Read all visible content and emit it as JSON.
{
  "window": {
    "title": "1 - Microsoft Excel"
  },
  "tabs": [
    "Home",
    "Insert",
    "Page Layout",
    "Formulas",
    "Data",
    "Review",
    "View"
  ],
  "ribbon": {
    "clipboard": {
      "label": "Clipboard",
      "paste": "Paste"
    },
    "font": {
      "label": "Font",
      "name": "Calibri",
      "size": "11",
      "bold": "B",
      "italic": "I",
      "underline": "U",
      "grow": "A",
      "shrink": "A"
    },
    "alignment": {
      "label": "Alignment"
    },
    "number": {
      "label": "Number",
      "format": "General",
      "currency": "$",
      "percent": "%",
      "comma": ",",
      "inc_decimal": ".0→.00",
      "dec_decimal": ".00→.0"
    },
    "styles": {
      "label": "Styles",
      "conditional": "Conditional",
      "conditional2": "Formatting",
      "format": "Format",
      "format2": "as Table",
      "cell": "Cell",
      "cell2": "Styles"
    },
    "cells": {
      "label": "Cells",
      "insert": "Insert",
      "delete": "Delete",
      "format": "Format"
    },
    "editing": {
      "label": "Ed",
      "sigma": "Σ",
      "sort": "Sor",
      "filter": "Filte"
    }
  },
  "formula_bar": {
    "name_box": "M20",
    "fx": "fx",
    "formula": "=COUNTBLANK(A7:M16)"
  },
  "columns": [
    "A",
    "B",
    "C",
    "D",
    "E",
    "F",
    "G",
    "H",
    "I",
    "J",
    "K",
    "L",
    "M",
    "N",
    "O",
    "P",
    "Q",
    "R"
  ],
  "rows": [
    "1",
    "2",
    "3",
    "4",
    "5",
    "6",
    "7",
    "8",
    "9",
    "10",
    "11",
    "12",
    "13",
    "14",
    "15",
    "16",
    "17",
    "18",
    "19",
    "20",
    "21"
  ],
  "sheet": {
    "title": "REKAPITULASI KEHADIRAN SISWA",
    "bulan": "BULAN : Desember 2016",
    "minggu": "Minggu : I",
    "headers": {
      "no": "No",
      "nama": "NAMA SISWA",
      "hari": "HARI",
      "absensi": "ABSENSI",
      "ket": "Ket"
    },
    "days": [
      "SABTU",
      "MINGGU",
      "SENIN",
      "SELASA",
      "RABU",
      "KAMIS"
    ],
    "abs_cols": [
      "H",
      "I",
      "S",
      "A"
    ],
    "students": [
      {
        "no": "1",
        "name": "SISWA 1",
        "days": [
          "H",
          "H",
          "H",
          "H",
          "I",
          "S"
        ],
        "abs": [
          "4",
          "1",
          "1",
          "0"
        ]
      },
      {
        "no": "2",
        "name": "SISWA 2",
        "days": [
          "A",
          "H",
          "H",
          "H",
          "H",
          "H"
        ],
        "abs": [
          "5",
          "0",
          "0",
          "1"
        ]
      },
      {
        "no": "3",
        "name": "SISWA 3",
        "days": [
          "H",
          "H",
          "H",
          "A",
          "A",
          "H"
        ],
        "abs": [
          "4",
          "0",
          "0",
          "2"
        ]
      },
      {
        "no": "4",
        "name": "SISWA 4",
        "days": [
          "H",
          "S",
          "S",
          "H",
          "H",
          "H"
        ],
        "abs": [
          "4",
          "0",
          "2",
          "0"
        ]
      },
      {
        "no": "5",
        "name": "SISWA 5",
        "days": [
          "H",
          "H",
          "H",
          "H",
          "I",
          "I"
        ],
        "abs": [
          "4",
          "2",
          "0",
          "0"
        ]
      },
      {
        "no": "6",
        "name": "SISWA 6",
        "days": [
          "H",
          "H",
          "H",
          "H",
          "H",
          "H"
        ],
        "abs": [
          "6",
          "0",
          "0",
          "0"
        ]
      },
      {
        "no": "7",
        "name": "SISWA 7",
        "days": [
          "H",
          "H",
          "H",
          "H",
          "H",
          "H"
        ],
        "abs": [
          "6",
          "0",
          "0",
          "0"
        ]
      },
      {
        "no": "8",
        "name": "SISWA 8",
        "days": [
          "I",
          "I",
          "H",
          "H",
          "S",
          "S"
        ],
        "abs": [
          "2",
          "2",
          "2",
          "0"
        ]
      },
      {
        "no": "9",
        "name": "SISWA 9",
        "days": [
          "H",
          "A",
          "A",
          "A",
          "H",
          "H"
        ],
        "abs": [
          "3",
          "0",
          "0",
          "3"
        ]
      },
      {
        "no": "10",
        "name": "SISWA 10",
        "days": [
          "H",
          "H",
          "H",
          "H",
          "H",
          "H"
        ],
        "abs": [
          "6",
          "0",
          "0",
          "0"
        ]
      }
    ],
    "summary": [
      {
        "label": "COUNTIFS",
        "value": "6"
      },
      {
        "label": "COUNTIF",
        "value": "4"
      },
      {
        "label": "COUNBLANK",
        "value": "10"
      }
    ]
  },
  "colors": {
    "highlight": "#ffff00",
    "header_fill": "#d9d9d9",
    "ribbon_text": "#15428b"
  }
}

━━━━━━

**Required task:**
Nothing may be left out: return each entry exactly as it reads.

**Solved exercise:**
Read all visible content and emit it as JSON.
{
  "window": {
    "title": "1 - Microsoft Excel"
  },
  "tabs": [
    "Home",
    "Insert",
    "Page Layout",
    "Formulas",
    "Data",
    "Review",
    "View"
  ],
  "ribbon": {
    "clipboard": {
      "label": "Clipboard",
      "paste": "Paste"
    },
    "font": {
      "label": "Font",
      "name": "Calibri",
      "size": "11",
      "bold": "B",
      "italic": "I",
      "underline": "U",
      "grow": "A",
      "shrink": "A"
    },
    "alignment": {
      "label": "Alignment"
    },
    "number": {
      "label": "Number",
      "format": "General",
      "currency": "$",
      "percent": "%",
      "comma": ",",
      "inc_decimal": ".0→.00",
      "dec_decimal": ".00→.0"
    },
    "styles": {
      "label": "Styles",
      "conditional": "Conditional",
      "conditional2": "Formatting",
      "format": "Format",
      "format2": "as Table",
      "cell": "Cell",
      "cell2": "Styles"
    },
    "cells": {
      "label": "Cells",
      "insert": "Insert",
      "delete": "Delete",
      "format": "Format"
    },
    "editing": {
      "label": "Ed",
      "sigma": "Σ",
      "sort": "Sor",
      "filter": "Filte"
    }
  },
  "formula_bar": {
    "name_box": "M20",
    "fx": "fx",
    "formula": "=COUNTBLANK(A7:M16)"
  },
  "columns": [
    "A",
    "B",
    "C",
    "D",
    "E",
    "F",
    "G",
    "H",
    "I",
    "J",
    "K",
    "L",
    "M",
    "N",
    "O",
    "P",
    "Q",
    "R"
  ],
  "rows": [
    "1",
    "2",
    "3",
    "4",
    "5",
    "6",
    "7",
    "8",
    "9",
    "10",
    "11",
    "12",
    "13",
    "14",
    "15",
    "16",
    "17",
    "18",
    "19",
    "20",
    "21"
  ],
  "sheet": {
    "title": "REKAPITULASI KEHADIRAN SISWA",
    "bulan": "BULAN : Desember 2016",
    "minggu": "Minggu : I",
    "headers": {
      "no": "No",
      "nama": "NAMA SISWA",
      "hari": "HARI",
      "absensi": "ABSENSI",
      "ket": "Ket"
    },
    "days": [
      "SABTU",
      "MINGGU",
      "SENIN",
      "SELASA",
      "RABU",
      "KAMIS"
    ],
    "abs_cols": [
      "H",
      "I",
      "S",
      "A"
    ],
    "students": [
      {
        "no": "1",
        "name": "SISWA 1",
        "days": [
          "H",
          "H",
          "H",
          "H",
          "I",
          "S"
        ],
        "abs": [
          "4",
          "1",
          "1",
          "0"
        ]
      },
      {
        "no": "2",
        "name": "SISWA 2",
        "days": [
          "A",
          "H",
          "H",
          "H",
          "H",
          "H"
        ],
        "abs": [
          "5",
          "0",
          "0",
          "1"
        ]
      },
      {
        "no": "3",
        "name": "SISWA 3",
        "days": [
          "H",
          "H",
          "H",
          "A",
          "A",
          "H"
        ],
        "abs": [
          "4",
          "0",
          "0",
          "2"
        ]
      },
      {
        "no": "4",
        "name": "SISWA 4",
        "days": [
          "H",
          "S",
          "S",
          "H",
          "H",
          "H"
        ],
        "abs": [
          "4",
          "0",
          "2",
          "0"
        ]
      },
      {
        "no": "5",
        "name": "SISWA 5",
        "days": [
          "H",
          "H",
          "H",
          "H",
          "I",
          "I"
        ],
        "abs": [
          "4",
          "2",
          "0",
          "0"
        ]
      },
      {
        "no": "6",
        "name": "SISWA 6",
        "days": [
          "H",
          "H",
          "H",
          "H",
          "H",
          "H"
        ],
        "abs": [
          "6",
          "0",
          "0",
          "0"
        ]
      },
      {
        "no": "7",
        "name": "SISWA 7",
        "days": [
          "H",
          "H",
          "H",
          "H",
          "H",
          "H"
        ],
        "abs": [
          "6",
          "0",
          "0",
          "0"
        ]
      },
      {
        "no": "8",
        "name": "SISWA 8",
        "days": [
          "I",
          "I",
          "H",
          "H",
          "S",
          "S"
        ],
        "abs": [
          "2",
          "2",
          "2",
          "0"
        ]
      },
      {
        "no": "9",
        "name": "SISWA 9",
        "days": [
          "H",
          "A",
          "A",
          "A",
          "H",
          "H"
        ],
        "abs": [
          "3",
          "0",
          "0",
          "3"
        ]
      },
      {
        "no": "10",
        "name": "SISWA 10",
        "days": [
          "H",
          "H",
          "H",
          "H",
          "H",
          "H"
        ],
        "abs": [
          "6",
          "0",
          "0",
          "0"
        ]
      }
    ],
    "summary": [
      {
        "label": "COUNTIFS",
        "value": "6"
      },
      {
        "label": "COUNTIF",
        "value": "4"
      },
      {
        "label": "COUNBLANK",
        "value": "10"
      }
    ]
  },
  "colors": {
    "highlight": "#ffff00",
    "header_fill": "#d9d9d9",
    "ribbon_text": "#15428b"
  }
}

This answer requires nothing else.